==== Supplied entries

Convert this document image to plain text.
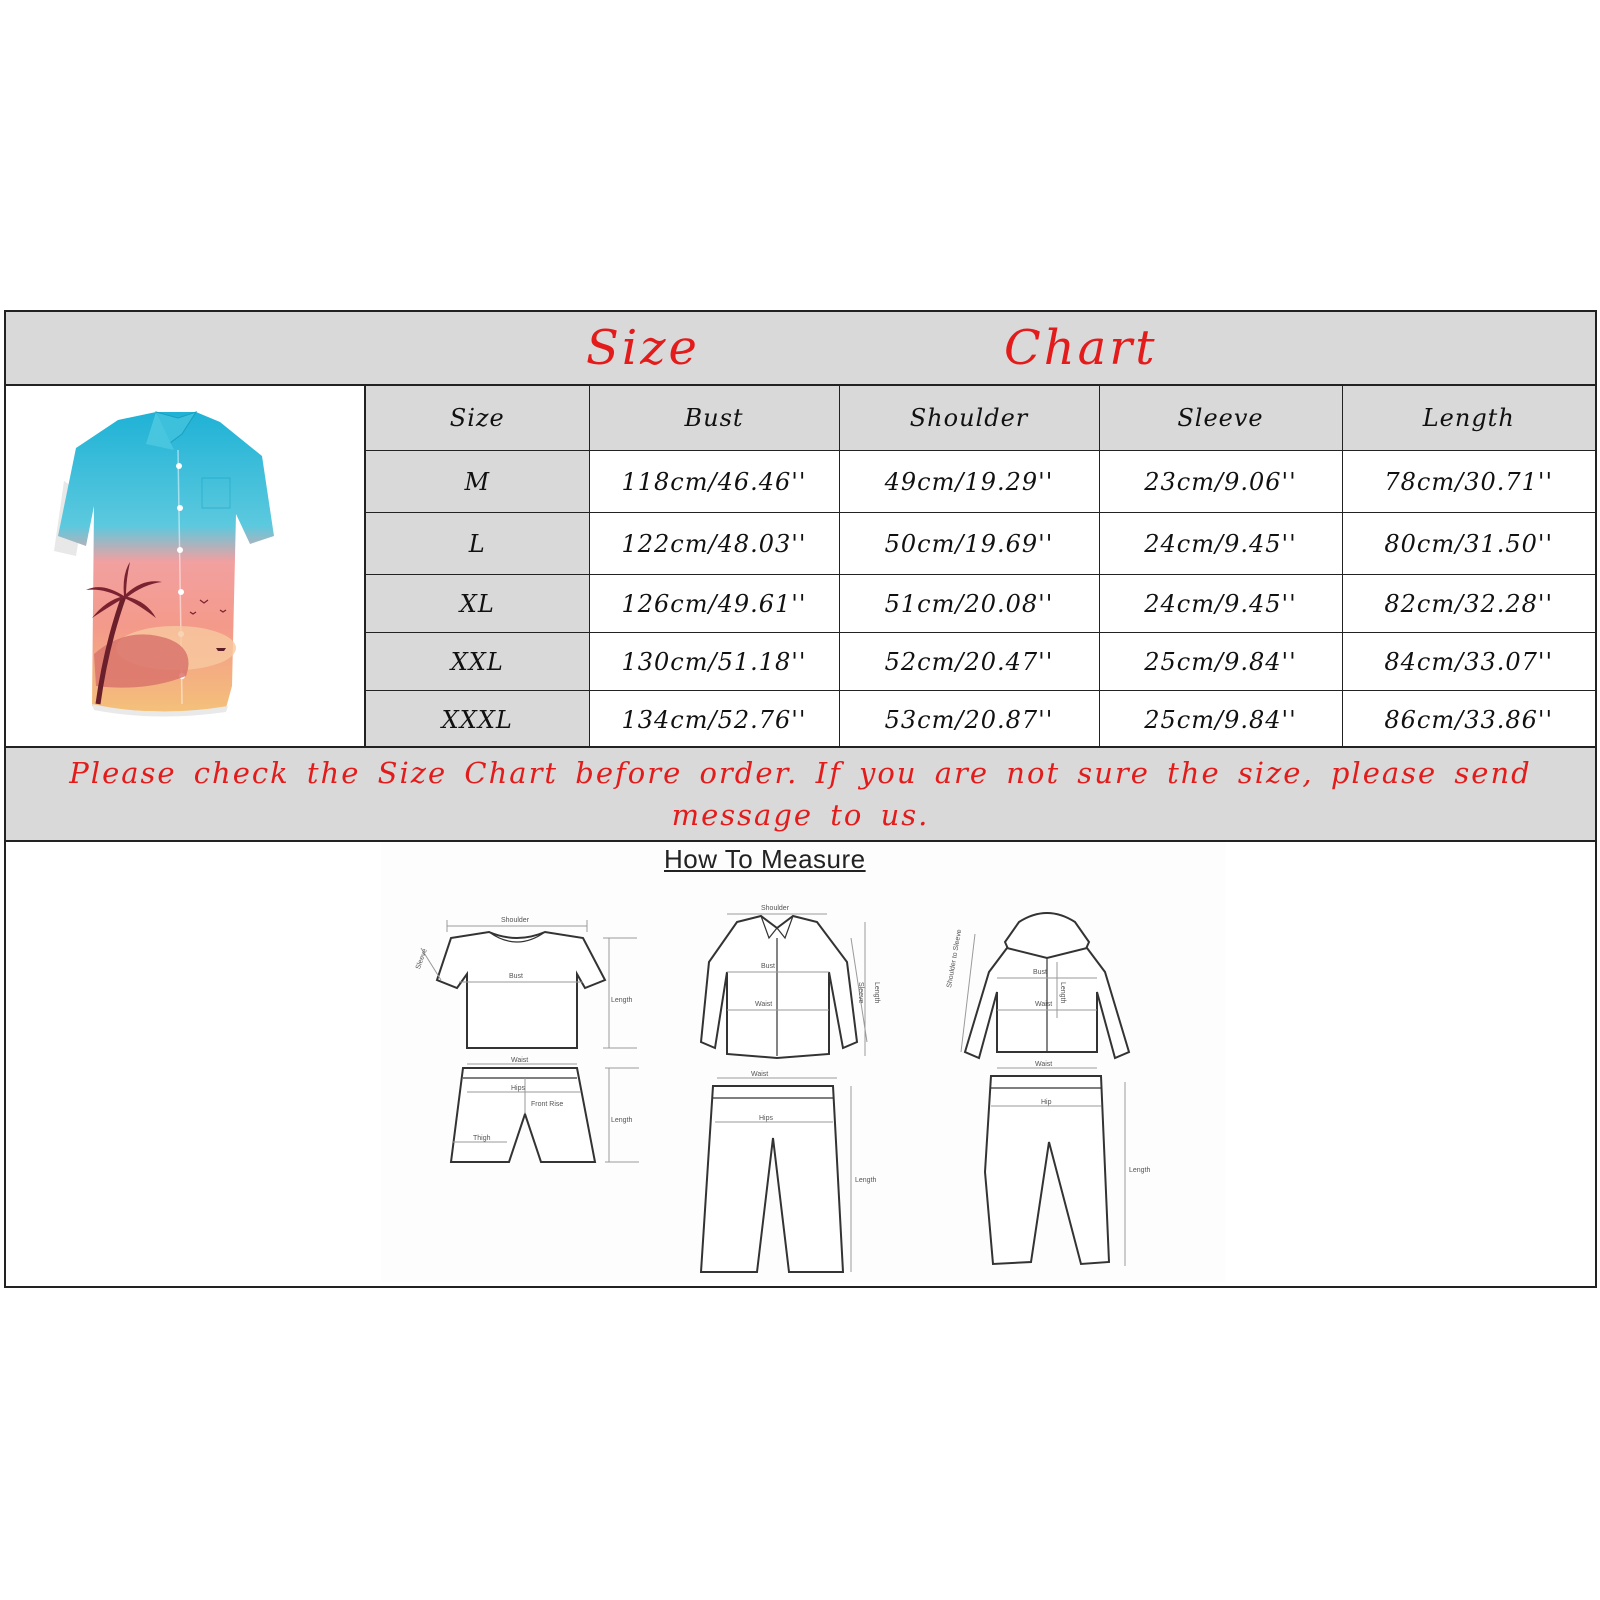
Size	Chart
Size	Bust	Shoulder	Sleeve	Length
M	118cm/46.46''	49cm/19.29''	23cm/9.06''	78cm/30.71''
L	122cm/48.03''	50cm/19.69''	24cm/9.45''	80cm/31.50''
XL	126cm/49.61''	51cm/20.08''	24cm/9.45''	82cm/32.28''
XXL	130cm/51.18''	52cm/20.47''	25cm/9.84''	84cm/33.07''
XXXL	134cm/52.76''	53cm/20.87''	25cm/9.84''	86cm/33.86''
Please check the Size Chart before order. If you are not sure the size, please send message to us.
How To Measure
Shoulder
Bust
Sleeve
Length
Waist
Hips
Front Rise
Thigh
Length
Shoulder
Bust
Waist
Sleeve Length
Waist
Hips
Length
Bust
Waist
Length
Shoulder to Sleeve
Waist
Hip
Length
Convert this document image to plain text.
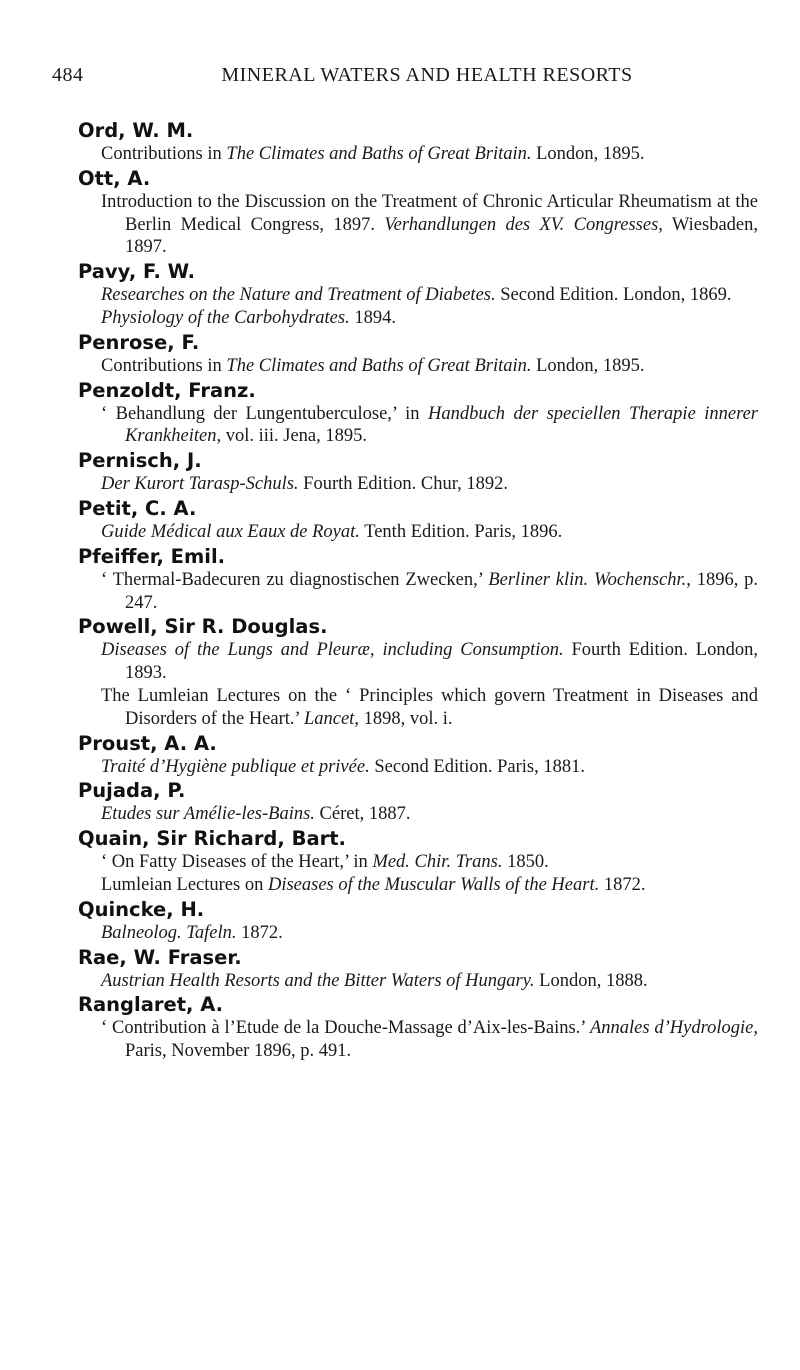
484	MINERAL WATERS AND HEALTH RESORTS
Ord, W. M.
Contributions in The Climates and Baths of Great Britain. London, 1895.
Ott, A.
Introduction to the Discussion on the Treatment of Chronic Articular Rheumatism at the Berlin Medical Congress, 1897. Verhandlungen des XV. Congresses, Wiesbaden, 1897.
Pavy, F. W.
Researches on the Nature and Treatment of Diabetes. Second Edition. London, 1869.
Physiology of the Carbohydrates. 1894.
Penrose, F.
Contributions in The Climates and Baths of Great Britain. London, 1895.
Penzoldt, Franz.
‘ Behandlung der Lungentuberculose,’ in Handbuch der speciellen Therapie innerer Krankheiten, vol. iii. Jena, 1895.
Pernisch, J.
Der Kurort Tarasp-Schuls. Fourth Edition. Chur, 1892.
Petit, C. A.
Guide Médical aux Eaux de Royat. Tenth Edition. Paris, 1896.
Pfeiffer, Emil.
‘ Thermal-Badecuren zu diagnostischen Zwecken,’ Berliner klin. Wochenschr., 1896, p. 247.
Powell, Sir R. Douglas.
Diseases of the Lungs and Pleuræ, including Consumption. Fourth Edition. London, 1893.
The Lumleian Lectures on the ‘ Principles which govern Treatment in Diseases and Disorders of the Heart.’ Lancet, 1898, vol. i.
Proust, A. A.
Traité d’Hygiène publique et privée. Second Edition. Paris, 1881.
Pujada, P.
Etudes sur Amélie-les-Bains. Céret, 1887.
Quain, Sir Richard, Bart.
‘ On Fatty Diseases of the Heart,’ in Med. Chir. Trans. 1850.
Lumleian Lectures on Diseases of the Muscular Walls of the Heart. 1872.
Quincke, H.
Balneolog. Tafeln. 1872.
Rae, W. Fraser.
Austrian Health Resorts and the Bitter Waters of Hungary. London, 1888.
Ranglaret, A.
‘ Contribution à l’Etude de la Douche-Massage d’Aix-les-Bains.’ Annales d’Hydrologie, Paris, November 1896, p. 491.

========

Stated goal: Leave out the pictures and transcribe the entries above exactly.

Finished answer:
Convert this document image to plain text.
Size	Chart
Size	Bust	Shoulder	Sleeve	Length
M	118cm/46.46''	49cm/19.29''	23cm/9.06''	78cm/30.71''
L	122cm/48.03''	50cm/19.69''	24cm/9.45''	80cm/31.50''
XL	126cm/49.61''	51cm/20.08''	24cm/9.45''	82cm/32.28''
XXL	130cm/51.18''	52cm/20.47''	25cm/9.84''	84cm/33.07''
XXXL	134cm/52.76''	53cm/20.87''	25cm/9.84''	86cm/33.86''
Please check the Size Chart before order. If you are not sure the size, please send message to us.
How To Measure
Shoulder
Bust
Sleeve
Length
Waist
Hips
Front Rise
Thigh
Length
Shoulder
Bust
Waist
Sleeve Length
Waist
Hips
Length
Bust
Waist
Length
Shoulder to Sleeve
Waist
Hip
Length
Convert this document image to plain text.
484	MINERAL WATERS AND HEALTH RESORTS
Ord, W. M.
Contributions in The Climates and Baths of Great Britain. London, 1895.
Ott, A.
Introduction to the Discussion on the Treatment of Chronic Articular Rheumatism at the Berlin Medical Congress, 1897. Verhandlungen des XV. Congresses, Wiesbaden, 1897.
Pavy, F. W.
Researches on the Nature and Treatment of Diabetes. Second Edition. London, 1869.
Physiology of the Carbohydrates. 1894.
Penrose, F.
Contributions in The Climates and Baths of Great Britain. London, 1895.
Penzoldt, Franz.
‘ Behandlung der Lungentuberculose,’ in Handbuch der speciellen Therapie innerer Krankheiten, vol. iii. Jena, 1895.
Pernisch, J.
Der Kurort Tarasp-Schuls. Fourth Edition. Chur, 1892.
Petit, C. A.
Guide Médical aux Eaux de Royat. Tenth Edition. Paris, 1896.
Pfeiffer, Emil.
‘ Thermal-Badecuren zu diagnostischen Zwecken,’ Berliner klin. Wochenschr., 1896, p. 247.
Powell, Sir R. Douglas.
Diseases of the Lungs and Pleuræ, including Consumption. Fourth Edition. London, 1893.
The Lumleian Lectures on the ‘ Principles which govern Treatment in Diseases and Disorders of the Heart.’ Lancet, 1898, vol. i.
Proust, A. A.
Traité d’Hygiène publique et privée. Second Edition. Paris, 1881.
Pujada, P.
Etudes sur Amélie-les-Bains. Céret, 1887.
Quain, Sir Richard, Bart.
‘ On Fatty Diseases of the Heart,’ in Med. Chir. Trans. 1850.
Lumleian Lectures on Diseases of the Muscular Walls of the Heart. 1872.
Quincke, H.
Balneolog. Tafeln. 1872.
Rae, W. Fraser.
Austrian Health Resorts and the Bitter Waters of Hungary. London, 1888.
Ranglaret, A.
‘ Contribution à l’Etude de la Douche-Massage d’Aix-les-Bains.’ Annales d’Hydrologie, Paris, November 1896, p. 491.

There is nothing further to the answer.